[Figure content listings]
# # # # #
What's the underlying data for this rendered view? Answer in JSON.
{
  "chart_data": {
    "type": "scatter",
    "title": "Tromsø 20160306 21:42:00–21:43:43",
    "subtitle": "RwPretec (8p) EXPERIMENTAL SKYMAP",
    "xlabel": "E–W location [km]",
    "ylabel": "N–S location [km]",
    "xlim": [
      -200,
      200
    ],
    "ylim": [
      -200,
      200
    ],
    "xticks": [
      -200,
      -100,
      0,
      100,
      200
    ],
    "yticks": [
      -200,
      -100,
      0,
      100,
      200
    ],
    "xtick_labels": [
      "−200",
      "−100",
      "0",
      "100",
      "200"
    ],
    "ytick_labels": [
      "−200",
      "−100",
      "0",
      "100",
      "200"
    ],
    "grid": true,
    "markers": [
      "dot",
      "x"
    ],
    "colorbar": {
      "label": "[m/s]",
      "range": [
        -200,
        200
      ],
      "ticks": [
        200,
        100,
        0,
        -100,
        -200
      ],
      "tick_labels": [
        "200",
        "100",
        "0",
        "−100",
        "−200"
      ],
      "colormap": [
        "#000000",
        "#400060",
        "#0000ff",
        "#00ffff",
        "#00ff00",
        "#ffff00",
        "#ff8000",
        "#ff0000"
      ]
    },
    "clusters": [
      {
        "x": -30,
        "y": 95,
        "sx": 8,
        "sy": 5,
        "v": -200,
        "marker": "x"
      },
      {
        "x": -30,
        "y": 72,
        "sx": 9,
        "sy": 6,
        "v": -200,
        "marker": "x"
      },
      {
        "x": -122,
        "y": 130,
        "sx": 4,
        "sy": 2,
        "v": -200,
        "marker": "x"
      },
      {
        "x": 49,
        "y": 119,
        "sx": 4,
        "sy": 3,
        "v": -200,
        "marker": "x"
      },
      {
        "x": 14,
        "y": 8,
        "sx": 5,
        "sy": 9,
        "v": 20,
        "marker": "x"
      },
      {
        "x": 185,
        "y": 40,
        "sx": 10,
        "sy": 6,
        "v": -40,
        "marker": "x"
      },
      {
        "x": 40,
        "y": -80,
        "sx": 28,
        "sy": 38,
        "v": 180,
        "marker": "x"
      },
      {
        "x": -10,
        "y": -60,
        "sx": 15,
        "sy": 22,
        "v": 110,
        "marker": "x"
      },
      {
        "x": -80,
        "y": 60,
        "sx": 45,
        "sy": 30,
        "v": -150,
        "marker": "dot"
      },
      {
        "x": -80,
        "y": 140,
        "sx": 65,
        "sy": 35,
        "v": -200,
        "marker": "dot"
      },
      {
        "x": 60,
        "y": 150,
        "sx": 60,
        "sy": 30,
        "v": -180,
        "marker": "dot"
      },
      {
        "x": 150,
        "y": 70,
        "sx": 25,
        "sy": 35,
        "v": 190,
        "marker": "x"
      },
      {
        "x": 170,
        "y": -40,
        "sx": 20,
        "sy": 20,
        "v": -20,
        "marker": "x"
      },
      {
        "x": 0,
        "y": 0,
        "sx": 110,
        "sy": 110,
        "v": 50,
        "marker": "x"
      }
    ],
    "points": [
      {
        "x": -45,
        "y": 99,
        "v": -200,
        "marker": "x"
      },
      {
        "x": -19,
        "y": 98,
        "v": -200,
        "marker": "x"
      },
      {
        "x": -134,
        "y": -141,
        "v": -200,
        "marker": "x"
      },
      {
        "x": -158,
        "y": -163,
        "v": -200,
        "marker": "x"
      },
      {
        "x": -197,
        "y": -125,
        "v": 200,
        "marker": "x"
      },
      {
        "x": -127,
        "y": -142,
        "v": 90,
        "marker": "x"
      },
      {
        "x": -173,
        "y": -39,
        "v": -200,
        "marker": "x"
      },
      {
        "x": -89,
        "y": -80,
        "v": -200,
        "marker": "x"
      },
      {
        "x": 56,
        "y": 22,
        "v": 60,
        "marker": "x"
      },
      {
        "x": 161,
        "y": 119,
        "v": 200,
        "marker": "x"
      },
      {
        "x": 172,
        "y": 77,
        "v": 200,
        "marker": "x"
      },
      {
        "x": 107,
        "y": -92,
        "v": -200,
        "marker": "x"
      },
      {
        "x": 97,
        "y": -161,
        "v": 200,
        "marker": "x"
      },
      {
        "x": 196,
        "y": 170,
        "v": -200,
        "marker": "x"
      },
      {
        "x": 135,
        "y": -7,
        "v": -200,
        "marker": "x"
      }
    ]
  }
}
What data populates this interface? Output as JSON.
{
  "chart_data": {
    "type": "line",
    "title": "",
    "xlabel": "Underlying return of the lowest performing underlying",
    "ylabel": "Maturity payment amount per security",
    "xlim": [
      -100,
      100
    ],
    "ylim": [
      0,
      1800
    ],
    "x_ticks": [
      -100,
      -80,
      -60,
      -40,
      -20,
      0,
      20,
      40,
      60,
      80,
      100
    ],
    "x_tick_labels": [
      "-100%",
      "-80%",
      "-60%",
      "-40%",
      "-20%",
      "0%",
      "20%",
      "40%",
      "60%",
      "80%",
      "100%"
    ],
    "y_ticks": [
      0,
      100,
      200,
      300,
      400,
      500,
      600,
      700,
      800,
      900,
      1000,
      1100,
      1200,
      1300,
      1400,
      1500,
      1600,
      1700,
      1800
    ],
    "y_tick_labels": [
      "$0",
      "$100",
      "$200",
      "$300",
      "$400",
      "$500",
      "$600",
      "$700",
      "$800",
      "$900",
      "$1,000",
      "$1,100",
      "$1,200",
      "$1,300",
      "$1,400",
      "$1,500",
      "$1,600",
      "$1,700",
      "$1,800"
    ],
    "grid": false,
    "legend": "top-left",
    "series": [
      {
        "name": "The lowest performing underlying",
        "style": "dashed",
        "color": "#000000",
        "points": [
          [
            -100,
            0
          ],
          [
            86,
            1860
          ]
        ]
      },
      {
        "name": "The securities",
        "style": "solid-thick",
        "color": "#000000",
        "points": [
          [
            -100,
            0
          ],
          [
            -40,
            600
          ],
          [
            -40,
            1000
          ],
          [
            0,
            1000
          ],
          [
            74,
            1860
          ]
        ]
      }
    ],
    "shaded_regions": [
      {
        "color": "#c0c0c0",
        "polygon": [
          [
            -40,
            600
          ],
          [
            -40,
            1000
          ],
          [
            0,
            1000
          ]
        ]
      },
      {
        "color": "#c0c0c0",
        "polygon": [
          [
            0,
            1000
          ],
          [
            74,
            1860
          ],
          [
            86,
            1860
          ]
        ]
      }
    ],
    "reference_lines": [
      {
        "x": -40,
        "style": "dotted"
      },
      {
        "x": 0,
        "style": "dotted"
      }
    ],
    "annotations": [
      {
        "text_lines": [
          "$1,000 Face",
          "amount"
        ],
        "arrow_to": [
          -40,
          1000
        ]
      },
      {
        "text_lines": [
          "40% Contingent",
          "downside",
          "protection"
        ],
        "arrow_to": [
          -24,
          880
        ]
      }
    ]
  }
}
# # # # #
Extract the complete listing verbatim.

# [Correct result]
What's the underlying data for this rendered view? Answer in JSON.
{
  "chart_data": {
    "type": "scatter",
    "title": "Tromsø 20160306 21:42:00–21:43:43",
    "subtitle": "RwPretec (8p) EXPERIMENTAL SKYMAP",
    "xlabel": "E–W location [km]",
    "ylabel": "N–S location [km]",
    "xlim": [
      -200,
      200
    ],
    "ylim": [
      -200,
      200
    ],
    "xticks": [
      -200,
      -100,
      0,
      100,
      200
    ],
    "yticks": [
      -200,
      -100,
      0,
      100,
      200
    ],
    "xtick_labels": [
      "−200",
      "−100",
      "0",
      "100",
      "200"
    ],
    "ytick_labels": [
      "−200",
      "−100",
      "0",
      "100",
      "200"
    ],
    "grid": true,
    "markers": [
      "dot",
      "x"
    ],
    "colorbar": {
      "label": "[m/s]",
      "range": [
        -200,
        200
      ],
      "ticks": [
        200,
        100,
        0,
        -100,
        -200
      ],
      "tick_labels": [
        "200",
        "100",
        "0",
        "−100",
        "−200"
      ],
      "colormap": [
        "#000000",
        "#400060",
        "#0000ff",
        "#00ffff",
        "#00ff00",
        "#ffff00",
        "#ff8000",
        "#ff0000"
      ]
    },
    "clusters": [
      {
        "x": -30,
        "y": 95,
        "sx": 8,
        "sy": 5,
        "v": -200,
        "marker": "x"
      },
      {
        "x": -30,
        "y": 72,
        "sx": 9,
        "sy": 6,
        "v": -200,
        "marker": "x"
      },
      {
        "x": -122,
        "y": 130,
        "sx": 4,
        "sy": 2,
        "v": -200,
        "marker": "x"
      },
      {
        "x": 49,
        "y": 119,
        "sx": 4,
        "sy": 3,
        "v": -200,
        "marker": "x"
      },
      {
        "x": 14,
        "y": 8,
        "sx": 5,
        "sy": 9,
        "v": 20,
        "marker": "x"
      },
      {
        "x": 185,
        "y": 40,
        "sx": 10,
        "sy": 6,
        "v": -40,
        "marker": "x"
      },
      {
        "x": 40,
        "y": -80,
        "sx": 28,
        "sy": 38,
        "v": 180,
        "marker": "x"
      },
      {
        "x": -10,
        "y": -60,
        "sx": 15,
        "sy": 22,
        "v": 110,
        "marker": "x"
      },
      {
        "x": -80,
        "y": 60,
        "sx": 45,
        "sy": 30,
        "v": -150,
        "marker": "dot"
      },
      {
        "x": -80,
        "y": 140,
        "sx": 65,
        "sy": 35,
        "v": -200,
        "marker": "dot"
      },
      {
        "x": 60,
        "y": 150,
        "sx": 60,
        "sy": 30,
        "v": -180,
        "marker": "dot"
      },
      {
        "x": 150,
        "y": 70,
        "sx": 25,
        "sy": 35,
        "v": 190,
        "marker": "x"
      },
      {
        "x": 170,
        "y": -40,
        "sx": 20,
        "sy": 20,
        "v": -20,
        "marker": "x"
      },
      {
        "x": 0,
        "y": 0,
        "sx": 110,
        "sy": 110,
        "v": 50,
        "marker": "x"
      }
    ],
    "points": [
      {
        "x": -45,
        "y": 99,
        "v": -200,
        "marker": "x"
      },
      {
        "x": -19,
        "y": 98,
        "v": -200,
        "marker": "x"
      },
      {
        "x": -134,
        "y": -141,
        "v": -200,
        "marker": "x"
      },
      {
        "x": -158,
        "y": -163,
        "v": -200,
        "marker": "x"
      },
      {
        "x": -197,
        "y": -125,
        "v": 200,
        "marker": "x"
      },
      {
        "x": -127,
        "y": -142,
        "v": 90,
        "marker": "x"
      },
      {
        "x": -173,
        "y": -39,
        "v": -200,
        "marker": "x"
      },
      {
        "x": -89,
        "y": -80,
        "v": -200,
        "marker": "x"
      },
      {
        "x": 56,
        "y": 22,
        "v": 60,
        "marker": "x"
      },
      {
        "x": 161,
        "y": 119,
        "v": 200,
        "marker": "x"
      },
      {
        "x": 172,
        "y": 77,
        "v": 200,
        "marker": "x"
      },
      {
        "x": 107,
        "y": -92,
        "v": -200,
        "marker": "x"
      },
      {
        "x": 97,
        "y": -161,
        "v": 200,
        "marker": "x"
      },
      {
        "x": 196,
        "y": 170,
        "v": -200,
        "marker": "x"
      },
      {
        "x": 135,
        "y": -7,
        "v": -200,
        "marker": "x"
      }
    ]
  }
}
What data populates this interface? Output as JSON.
{
  "chart_data": {
    "type": "line",
    "title": "",
    "xlabel": "Underlying return of the lowest performing underlying",
    "ylabel": "Maturity payment amount per security",
    "xlim": [
      -100,
      100
    ],
    "ylim": [
      0,
      1800
    ],
    "x_ticks": [
      -100,
      -80,
      -60,
      -40,
      -20,
      0,
      20,
      40,
      60,
      80,
      100
    ],
    "x_tick_labels": [
      "-100%",
      "-80%",
      "-60%",
      "-40%",
      "-20%",
      "0%",
      "20%",
      "40%",
      "60%",
      "80%",
      "100%"
    ],
    "y_ticks": [
      0,
      100,
      200,
      300,
      400,
      500,
      600,
      700,
      800,
      900,
      1000,
      1100,
      1200,
      1300,
      1400,
      1500,
      1600,
      1700,
      1800
    ],
    "y_tick_labels": [
      "$0",
      "$100",
      "$200",
      "$300",
      "$400",
      "$500",
      "$600",
      "$700",
      "$800",
      "$900",
      "$1,000",
      "$1,100",
      "$1,200",
      "$1,300",
      "$1,400",
      "$1,500",
      "$1,600",
      "$1,700",
      "$1,800"
    ],
    "grid": false,
    "legend": "top-left",
    "series": [
      {
        "name": "The lowest performing underlying",
        "style": "dashed",
        "color": "#000000",
        "points": [
          [
            -100,
            0
          ],
          [
            86,
            1860
          ]
        ]
      },
      {
        "name": "The securities",
        "style": "solid-thick",
        "color": "#000000",
        "points": [
          [
            -100,
            0
          ],
          [
            -40,
            600
          ],
          [
            -40,
            1000
          ],
          [
            0,
            1000
          ],
          [
            74,
            1860
          ]
        ]
      }
    ],
    "shaded_regions": [
      {
        "color": "#c0c0c0",
        "polygon": [
          [
            -40,
            600
          ],
          [
            -40,
            1000
          ],
          [
            0,
            1000
          ]
        ]
      },
      {
        "color": "#c0c0c0",
        "polygon": [
          [
            0,
            1000
          ],
          [
            74,
            1860
          ],
          [
            86,
            1860
          ]
        ]
      }
    ],
    "reference_lines": [
      {
        "x": -40,
        "style": "dotted"
      },
      {
        "x": 0,
        "style": "dotted"
      }
    ],
    "annotations": [
      {
        "text_lines": [
          "$1,000 Face",
          "amount"
        ],
        "arrow_to": [
          -40,
          1000
        ]
      },
      {
        "text_lines": [
          "40% Contingent",
          "downside",
          "protection"
        ],
        "arrow_to": [
          -24,
          880
        ]
      }
    ]
  }
}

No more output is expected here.